**What to work on**. Copy out every entry precisely.

Information shown section start

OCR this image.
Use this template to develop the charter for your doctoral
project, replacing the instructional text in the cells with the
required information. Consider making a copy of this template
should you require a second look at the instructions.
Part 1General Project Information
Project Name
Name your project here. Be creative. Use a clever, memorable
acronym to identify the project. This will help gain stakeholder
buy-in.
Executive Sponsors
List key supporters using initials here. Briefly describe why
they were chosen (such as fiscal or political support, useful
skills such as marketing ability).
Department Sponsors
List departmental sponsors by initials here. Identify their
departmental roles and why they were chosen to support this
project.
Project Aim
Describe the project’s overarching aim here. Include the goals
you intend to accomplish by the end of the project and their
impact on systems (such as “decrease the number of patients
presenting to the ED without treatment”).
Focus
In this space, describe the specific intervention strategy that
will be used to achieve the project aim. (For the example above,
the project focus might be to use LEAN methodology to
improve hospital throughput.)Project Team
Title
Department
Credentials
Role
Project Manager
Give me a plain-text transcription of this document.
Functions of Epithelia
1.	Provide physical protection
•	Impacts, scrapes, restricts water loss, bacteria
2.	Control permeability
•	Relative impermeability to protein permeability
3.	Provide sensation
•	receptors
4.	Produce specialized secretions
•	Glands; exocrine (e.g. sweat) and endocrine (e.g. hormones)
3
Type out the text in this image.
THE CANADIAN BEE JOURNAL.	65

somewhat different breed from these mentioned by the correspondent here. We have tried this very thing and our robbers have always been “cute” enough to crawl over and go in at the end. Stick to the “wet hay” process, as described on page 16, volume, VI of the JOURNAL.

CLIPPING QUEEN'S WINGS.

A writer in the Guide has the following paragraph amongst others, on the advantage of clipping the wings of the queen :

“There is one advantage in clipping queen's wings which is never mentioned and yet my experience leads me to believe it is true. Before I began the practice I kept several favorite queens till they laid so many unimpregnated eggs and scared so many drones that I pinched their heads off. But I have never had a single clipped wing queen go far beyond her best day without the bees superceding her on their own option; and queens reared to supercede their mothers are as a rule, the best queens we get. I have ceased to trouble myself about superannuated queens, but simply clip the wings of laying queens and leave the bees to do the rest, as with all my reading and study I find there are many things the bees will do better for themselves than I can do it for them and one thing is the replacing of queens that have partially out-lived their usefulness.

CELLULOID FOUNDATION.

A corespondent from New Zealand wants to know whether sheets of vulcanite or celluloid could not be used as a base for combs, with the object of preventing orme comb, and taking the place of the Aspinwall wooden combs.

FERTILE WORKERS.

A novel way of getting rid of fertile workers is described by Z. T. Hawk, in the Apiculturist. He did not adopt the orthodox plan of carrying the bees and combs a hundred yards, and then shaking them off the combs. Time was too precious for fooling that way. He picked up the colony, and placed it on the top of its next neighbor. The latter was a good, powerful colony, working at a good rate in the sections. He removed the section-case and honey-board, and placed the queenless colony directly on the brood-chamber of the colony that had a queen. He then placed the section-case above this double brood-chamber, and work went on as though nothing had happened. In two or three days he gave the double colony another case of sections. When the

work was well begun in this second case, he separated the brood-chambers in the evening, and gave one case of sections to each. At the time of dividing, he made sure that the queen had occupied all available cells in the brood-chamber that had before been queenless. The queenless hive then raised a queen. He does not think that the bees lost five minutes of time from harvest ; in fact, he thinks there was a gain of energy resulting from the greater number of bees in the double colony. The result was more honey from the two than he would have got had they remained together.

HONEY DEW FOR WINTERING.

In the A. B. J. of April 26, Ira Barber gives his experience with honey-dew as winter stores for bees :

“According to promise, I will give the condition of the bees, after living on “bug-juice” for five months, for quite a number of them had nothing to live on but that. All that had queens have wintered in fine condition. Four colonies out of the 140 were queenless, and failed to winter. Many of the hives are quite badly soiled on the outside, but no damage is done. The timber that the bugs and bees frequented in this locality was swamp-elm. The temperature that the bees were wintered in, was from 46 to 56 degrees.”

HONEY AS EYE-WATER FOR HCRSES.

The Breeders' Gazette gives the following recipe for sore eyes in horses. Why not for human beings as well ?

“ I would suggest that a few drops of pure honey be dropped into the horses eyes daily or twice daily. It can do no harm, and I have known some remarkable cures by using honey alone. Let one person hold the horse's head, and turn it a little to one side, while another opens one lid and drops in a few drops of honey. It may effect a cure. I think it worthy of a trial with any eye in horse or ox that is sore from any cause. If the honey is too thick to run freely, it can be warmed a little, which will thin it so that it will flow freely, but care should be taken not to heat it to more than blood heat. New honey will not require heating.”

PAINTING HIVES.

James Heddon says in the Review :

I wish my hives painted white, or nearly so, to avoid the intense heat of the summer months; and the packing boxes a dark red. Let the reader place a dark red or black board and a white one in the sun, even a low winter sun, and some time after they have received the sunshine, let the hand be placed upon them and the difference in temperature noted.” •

Information shown section end

**Response area**.
OCR this image.
Use this template to develop the charter for your doctoral
project, replacing the instructional text in the cells with the
required information. Consider making a copy of this template
should you require a second look at the instructions.
Part 1General Project Information
Project Name
Name your project here. Be creative. Use a clever, memorable
acronym to identify the project. This will help gain stakeholder
buy-in.
Executive Sponsors
List key supporters using initials here. Briefly describe why
they were chosen (such as fiscal or political support, useful
skills such as marketing ability).
Department Sponsors
List departmental sponsors by initials here. Identify their
departmental roles and why they were chosen to support this
project.
Project Aim
Describe the project’s overarching aim here. Include the goals
you intend to accomplish by the end of the project and their
impact on systems (such as “decrease the number of patients
presenting to the ED without treatment”).
Focus
In this space, describe the specific intervention strategy that
will be used to achieve the project aim. (For the example above,
the project focus might be to use LEAN methodology to
improve hospital throughput.)Project Team
Title
Department
Credentials
Role
Project Manager
Give me a plain-text transcription of this document.
Functions of Epithelia
1.	Provide physical protection
•	Impacts, scrapes, restricts water loss, bacteria
2.	Control permeability
•	Relative impermeability to protein permeability
3.	Provide sensation
•	receptors
4.	Produce specialized secretions
•	Glands; exocrine (e.g. sweat) and endocrine (e.g. hormones)
3
Type out the text in this image.
THE CANADIAN BEE JOURNAL.	65

somewhat different breed from these mentioned by the correspondent here. We have tried this very thing and our robbers have always been “cute” enough to crawl over and go in at the end. Stick to the “wet hay” process, as described on page 16, volume, VI of the JOURNAL.

CLIPPING QUEEN'S WINGS.

A writer in the Guide has the following paragraph amongst others, on the advantage of clipping the wings of the queen :

“There is one advantage in clipping queen's wings which is never mentioned and yet my experience leads me to believe it is true. Before I began the practice I kept several favorite queens till they laid so many unimpregnated eggs and scared so many drones that I pinched their heads off. But I have never had a single clipped wing queen go far beyond her best day without the bees superceding her on their own option; and queens reared to supercede their mothers are as a rule, the best queens we get. I have ceased to trouble myself about superannuated queens, but simply clip the wings of laying queens and leave the bees to do the rest, as with all my reading and study I find there are many things the bees will do better for themselves than I can do it for them and one thing is the replacing of queens that have partially out-lived their usefulness.

CELLULOID FOUNDATION.

A corespondent from New Zealand wants to know whether sheets of vulcanite or celluloid could not be used as a base for combs, with the object of preventing orme comb, and taking the place of the Aspinwall wooden combs.

FERTILE WORKERS.

A novel way of getting rid of fertile workers is described by Z. T. Hawk, in the Apiculturist. He did not adopt the orthodox plan of carrying the bees and combs a hundred yards, and then shaking them off the combs. Time was too precious for fooling that way. He picked up the colony, and placed it on the top of its next neighbor. The latter was a good, powerful colony, working at a good rate in the sections. He removed the section-case and honey-board, and placed the queenless colony directly on the brood-chamber of the colony that had a queen. He then placed the section-case above this double brood-chamber, and work went on as though nothing had happened. In two or three days he gave the double colony another case of sections. When the

work was well begun in this second case, he separated the brood-chambers in the evening, and gave one case of sections to each. At the time of dividing, he made sure that the queen had occupied all available cells in the brood-chamber that had before been queenless. The queenless hive then raised a queen. He does not think that the bees lost five minutes of time from harvest ; in fact, he thinks there was a gain of energy resulting from the greater number of bees in the double colony. The result was more honey from the two than he would have got had they remained together.

HONEY DEW FOR WINTERING.

In the A. B. J. of April 26, Ira Barber gives his experience with honey-dew as winter stores for bees :

“According to promise, I will give the condition of the bees, after living on “bug-juice” for five months, for quite a number of them had nothing to live on but that. All that had queens have wintered in fine condition. Four colonies out of the 140 were queenless, and failed to winter. Many of the hives are quite badly soiled on the outside, but no damage is done. The timber that the bugs and bees frequented in this locality was swamp-elm. The temperature that the bees were wintered in, was from 46 to 56 degrees.”

HONEY AS EYE-WATER FOR HCRSES.

The Breeders' Gazette gives the following recipe for sore eyes in horses. Why not for human beings as well ?

“ I would suggest that a few drops of pure honey be dropped into the horses eyes daily or twice daily. It can do no harm, and I have known some remarkable cures by using honey alone. Let one person hold the horse's head, and turn it a little to one side, while another opens one lid and drops in a few drops of honey. It may effect a cure. I think it worthy of a trial with any eye in horse or ox that is sore from any cause. If the honey is too thick to run freely, it can be warmed a little, which will thin it so that it will flow freely, but care should be taken not to heat it to more than blood heat. New honey will not require heating.”

PAINTING HIVES.

James Heddon says in the Review :

I wish my hives painted white, or nearly so, to avoid the intense heat of the summer months; and the packing boxes a dark red. Let the reader place a dark red or black board and a white one in the sun, even a low winter sun, and some time after they have received the sunshine, let the hand be placed upon them and the difference in temperature noted.” •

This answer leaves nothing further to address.